**DESCRIPTION OF THE TASK:** Transcribe each record below word for word.

[begin EXTRACTED INFORMATION]

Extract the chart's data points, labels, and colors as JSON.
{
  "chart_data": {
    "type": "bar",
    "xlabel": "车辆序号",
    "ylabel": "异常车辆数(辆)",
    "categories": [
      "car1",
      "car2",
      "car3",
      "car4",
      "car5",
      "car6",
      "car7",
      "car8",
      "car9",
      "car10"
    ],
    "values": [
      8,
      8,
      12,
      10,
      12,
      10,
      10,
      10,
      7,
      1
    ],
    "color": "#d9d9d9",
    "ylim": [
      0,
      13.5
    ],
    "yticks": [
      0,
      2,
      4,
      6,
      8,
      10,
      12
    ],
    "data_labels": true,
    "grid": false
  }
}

[end EXTRACTED INFORMATION]

**EXERCISE OUTPUT:**
Extract the chart's data points, labels, and colors as JSON.
{
  "chart_data": {
    "type": "bar",
    "xlabel": "车辆序号",
    "ylabel": "异常车辆数(辆)",
    "categories": [
      "car1",
      "car2",
      "car3",
      "car4",
      "car5",
      "car6",
      "car7",
      "car8",
      "car9",
      "car10"
    ],
    "values": [
      8,
      8,
      12,
      10,
      12,
      10,
      10,
      10,
      7,
      1
    ],
    "color": "#d9d9d9",
    "ylim": [
      0,
      13.5
    ],
    "yticks": [
      0,
      2,
      4,
      6,
      8,
      10,
      12
    ],
    "data_labels": true,
    "grid": false
  }
}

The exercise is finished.